Work to do>
Reproduce every line of the records below verbatim, omitting the picture placeholders.

Records supplied>

-----

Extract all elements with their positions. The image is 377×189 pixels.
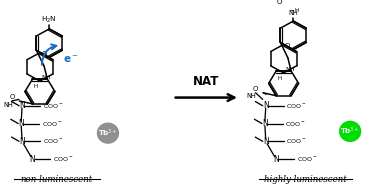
Text: N: N: [18, 119, 24, 128]
Text: Tb$^{3+}$: Tb$^{3+}$: [98, 128, 118, 139]
Text: O: O: [41, 51, 47, 57]
Text: NH: NH: [288, 10, 298, 16]
Text: H$_2$N: H$_2$N: [41, 14, 57, 25]
Circle shape: [340, 121, 361, 141]
Text: N: N: [263, 101, 268, 110]
Text: NH: NH: [247, 93, 256, 99]
Text: H: H: [277, 76, 281, 81]
Text: COO$^-$: COO$^-$: [53, 155, 74, 163]
Text: COO$^-$: COO$^-$: [43, 137, 63, 145]
Text: e$^-$: e$^-$: [63, 53, 79, 64]
Text: N: N: [19, 101, 25, 110]
Text: COO$^-$: COO$^-$: [285, 120, 306, 128]
Text: non-luminescent: non-luminescent: [21, 175, 93, 184]
Text: O: O: [253, 86, 258, 92]
Text: NAT: NAT: [193, 75, 219, 88]
Text: COO$^-$: COO$^-$: [42, 120, 62, 128]
Text: N: N: [29, 155, 35, 164]
Circle shape: [98, 123, 118, 143]
Text: O: O: [276, 0, 282, 5]
Text: NH: NH: [285, 67, 295, 72]
Text: N: N: [263, 137, 268, 146]
Text: COO$^-$: COO$^-$: [286, 102, 307, 110]
Text: highly luminescent: highly luminescent: [264, 175, 347, 184]
Text: COO$^-$: COO$^-$: [286, 137, 307, 145]
Text: NH: NH: [42, 75, 51, 80]
FancyArrowPatch shape: [42, 44, 57, 65]
Text: N: N: [262, 119, 268, 128]
Text: NH: NH: [3, 101, 13, 108]
Text: O: O: [285, 43, 291, 49]
Text: H: H: [295, 8, 299, 13]
Text: N: N: [273, 155, 279, 164]
Text: O: O: [9, 94, 15, 100]
Text: COO$^-$: COO$^-$: [297, 155, 317, 163]
Text: COO$^-$: COO$^-$: [43, 102, 63, 110]
Text: Tb$^{3+}$: Tb$^{3+}$: [340, 126, 360, 137]
Text: H: H: [34, 84, 37, 89]
Text: N: N: [19, 137, 25, 146]
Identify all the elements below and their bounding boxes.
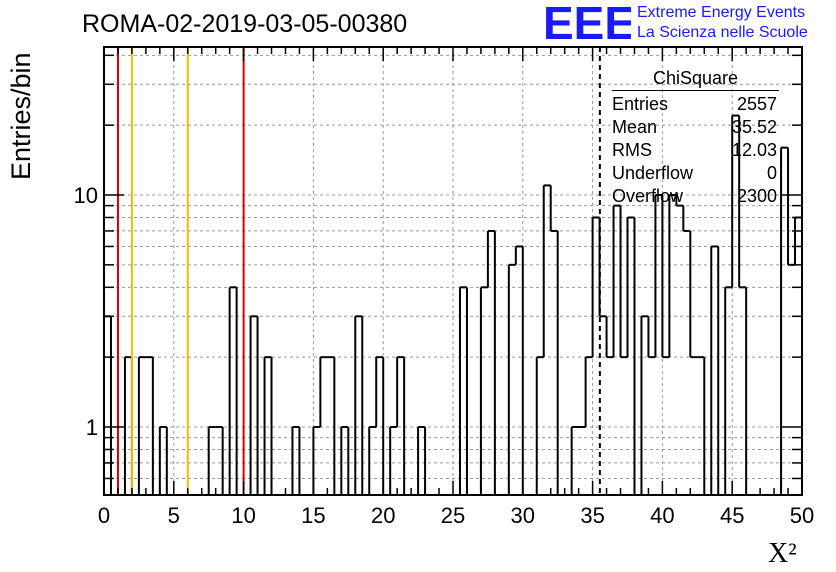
x-tick-label: 40 — [650, 503, 674, 528]
stats-label: Underflow — [612, 163, 694, 183]
x-tick-label: 25 — [441, 503, 465, 528]
stats-label: Mean — [612, 117, 658, 137]
logo-caption: Extreme Energy Events La Scienza nelle S… — [637, 3, 808, 43]
x-tick-label: 45 — [720, 503, 744, 528]
stats-row-entries: Entries 2557 — [612, 93, 777, 116]
x-tick-label: 5 — [168, 503, 180, 528]
eee-logo: EEE — [543, 2, 631, 42]
x-tick-label: 35 — [580, 503, 604, 528]
histogram-bins — [103, 114, 802, 496]
y-axis-label: Entries/bin — [6, 52, 36, 180]
logo-line-1: Extreme Energy Events — [637, 4, 806, 21]
logo-letters: EEE — [543, 2, 631, 42]
stats-label: Entries — [612, 94, 669, 114]
x-tick-label: 10 — [231, 503, 255, 528]
stats-label: Overflow — [612, 186, 684, 206]
x-tick-label: 0 — [98, 503, 110, 528]
x-tick-label: 50 — [790, 503, 814, 528]
stats-box: ChiSquare Entries 2557 Mean 35.52 RMS 12.03… — [612, 68, 779, 208]
x-tick-label: 15 — [301, 503, 325, 528]
stats-row-rms: RMS 12.03 — [612, 139, 777, 162]
stats-value: 12.03 — [731, 140, 777, 160]
stats-row-mean: Mean 35.52 — [612, 116, 777, 139]
logo-line-2: La Scienza nelle Scuole — [637, 24, 808, 41]
stats-value: 35.52 — [731, 117, 777, 137]
stats-value: 2557 — [736, 94, 777, 114]
stats-value: 2300 — [736, 186, 777, 206]
stats-value: 0 — [766, 163, 777, 183]
x-tick-label: 30 — [511, 503, 535, 528]
stats-row-overflow: Overflow 2300 — [612, 185, 777, 208]
chart-title: ROMA-02-2019-03-05-00380 — [82, 10, 408, 38]
stats-title: ChiSquare — [612, 68, 779, 91]
y-tick-label: 10 — [74, 183, 98, 208]
axis-ticks — [103, 47, 803, 496]
tick-labels: 0 5 10 15 20 25 30 35 40 45 50 1 10 — [74, 183, 815, 528]
grid-lines — [104, 47, 802, 495]
stats-row-underflow: Underflow 0 — [612, 162, 777, 185]
y-tick-label: 1 — [86, 415, 98, 440]
x-axis-label: X² — [768, 538, 797, 569]
reference-lines — [116, 47, 601, 495]
x-tick-label: 20 — [371, 503, 395, 528]
stats-label: RMS — [612, 140, 652, 160]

-----

Written response>
Extract all elements with their positions. The image is 377×189 pixels.
Text: N: N: [18, 119, 24, 128]
Text: Tb$^{3+}$: Tb$^{3+}$: [98, 128, 118, 139]
Text: O: O: [41, 51, 47, 57]
Text: NH: NH: [288, 10, 298, 16]
Text: H$_2$N: H$_2$N: [41, 14, 57, 25]
Circle shape: [340, 121, 361, 141]
Text: N: N: [263, 101, 268, 110]
Text: NH: NH: [247, 93, 256, 99]
Text: H: H: [277, 76, 281, 81]
Text: COO$^-$: COO$^-$: [53, 155, 74, 163]
Text: COO$^-$: COO$^-$: [43, 137, 63, 145]
Text: e$^-$: e$^-$: [63, 53, 79, 64]
Text: N: N: [19, 101, 25, 110]
Text: COO$^-$: COO$^-$: [285, 120, 306, 128]
Text: non-luminescent: non-luminescent: [21, 175, 93, 184]
Text: O: O: [253, 86, 258, 92]
Text: NAT: NAT: [193, 75, 219, 88]
Text: COO$^-$: COO$^-$: [42, 120, 62, 128]
Text: N: N: [29, 155, 35, 164]
Circle shape: [98, 123, 118, 143]
Text: O: O: [276, 0, 282, 5]
Text: NH: NH: [285, 67, 295, 72]
Text: N: N: [263, 137, 268, 146]
Text: COO$^-$: COO$^-$: [286, 102, 307, 110]
Text: highly luminescent: highly luminescent: [264, 175, 347, 184]
Text: COO$^-$: COO$^-$: [286, 137, 307, 145]
Text: NH: NH: [42, 75, 51, 80]
FancyArrowPatch shape: [42, 44, 57, 65]
Text: N: N: [262, 119, 268, 128]
Text: NH: NH: [3, 101, 13, 108]
Text: O: O: [285, 43, 291, 49]
Text: H: H: [295, 8, 299, 13]
Text: N: N: [273, 155, 279, 164]
Text: O: O: [9, 94, 15, 100]
Text: COO$^-$: COO$^-$: [297, 155, 317, 163]
Text: COO$^-$: COO$^-$: [43, 102, 63, 110]
Text: Tb$^{3+}$: Tb$^{3+}$: [340, 126, 360, 137]
Text: H: H: [34, 84, 37, 89]
Text: N: N: [19, 137, 25, 146]
Identify all the elements below and their bounding boxes.
x-tick-label: 40 — [650, 503, 674, 528]
stats-label: Underflow — [612, 163, 694, 183]
x-tick-label: 25 — [441, 503, 465, 528]
stats-label: Mean — [612, 117, 658, 137]
logo-caption: Extreme Energy Events La Scienza nelle S… — [637, 3, 808, 43]
x-tick-label: 45 — [720, 503, 744, 528]
stats-row-entries: Entries 2557 — [612, 93, 777, 116]
x-tick-label: 5 — [168, 503, 180, 528]
eee-logo: EEE — [543, 2, 631, 42]
x-tick-label: 35 — [580, 503, 604, 528]
histogram-bins — [103, 114, 802, 496]
y-axis-label: Entries/bin — [6, 52, 36, 180]
logo-line-1: Extreme Energy Events — [637, 4, 806, 21]
logo-letters: EEE — [543, 2, 631, 42]
stats-label: Entries — [612, 94, 669, 114]
x-tick-label: 10 — [231, 503, 255, 528]
stats-label: Overflow — [612, 186, 684, 206]
x-tick-label: 0 — [98, 503, 110, 528]
x-tick-label: 50 — [790, 503, 814, 528]
stats-box: ChiSquare Entries 2557 Mean 35.52 RMS 12.03… — [612, 68, 779, 208]
x-tick-label: 15 — [301, 503, 325, 528]
stats-row-rms: RMS 12.03 — [612, 139, 777, 162]
stats-value: 12.03 — [731, 140, 777, 160]
stats-row-mean: Mean 35.52 — [612, 116, 777, 139]
logo-line-2: La Scienza nelle Scuole — [637, 24, 808, 41]
stats-value: 35.52 — [731, 117, 777, 137]
stats-value: 2557 — [736, 94, 777, 114]
stats-value: 2300 — [736, 186, 777, 206]
stats-value: 0 — [766, 163, 777, 183]
x-tick-label: 30 — [511, 503, 535, 528]
stats-row-overflow: Overflow 2300 — [612, 185, 777, 208]
chart-title: ROMA-02-2019-03-05-00380 — [82, 10, 408, 38]
stats-title: ChiSquare — [612, 68, 779, 91]
y-tick-label: 10 — [74, 183, 98, 208]
axis-ticks — [103, 47, 803, 496]
tick-labels: 0 5 10 15 20 25 30 35 40 45 50 1 10 — [74, 183, 815, 528]
grid-lines — [104, 47, 802, 495]
stats-row-underflow: Underflow 0 — [612, 162, 777, 185]
y-tick-label: 1 — [86, 415, 98, 440]
x-axis-label: X² — [768, 538, 797, 569]
reference-lines — [116, 47, 601, 495]
x-tick-label: 20 — [371, 503, 395, 528]
stats-label: RMS — [612, 140, 652, 160]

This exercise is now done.